----- Excerpted records

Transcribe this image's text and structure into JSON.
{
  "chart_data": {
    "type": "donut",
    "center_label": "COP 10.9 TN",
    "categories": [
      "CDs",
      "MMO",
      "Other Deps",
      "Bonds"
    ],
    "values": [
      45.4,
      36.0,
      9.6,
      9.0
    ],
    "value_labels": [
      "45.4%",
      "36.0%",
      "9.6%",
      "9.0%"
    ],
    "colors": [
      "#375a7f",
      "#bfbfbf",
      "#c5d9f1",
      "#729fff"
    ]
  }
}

----------

* **Requirement**
All of the data above should be transcribed exactly.

* **Written response**
Transcribe this image's text and structure into JSON.
{
  "chart_data": {
    "type": "donut",
    "center_label": "COP 10.9 TN",
    "categories": [
      "CDs",
      "MMO",
      "Other Deps",
      "Bonds"
    ],
    "values": [
      45.4,
      36.0,
      9.6,
      9.0
    ],
    "value_labels": [
      "45.4%",
      "36.0%",
      "9.6%",
      "9.0%"
    ],
    "colors": [
      "#375a7f",
      "#bfbfbf",
      "#c5d9f1",
      "#729fff"
    ]
  }
}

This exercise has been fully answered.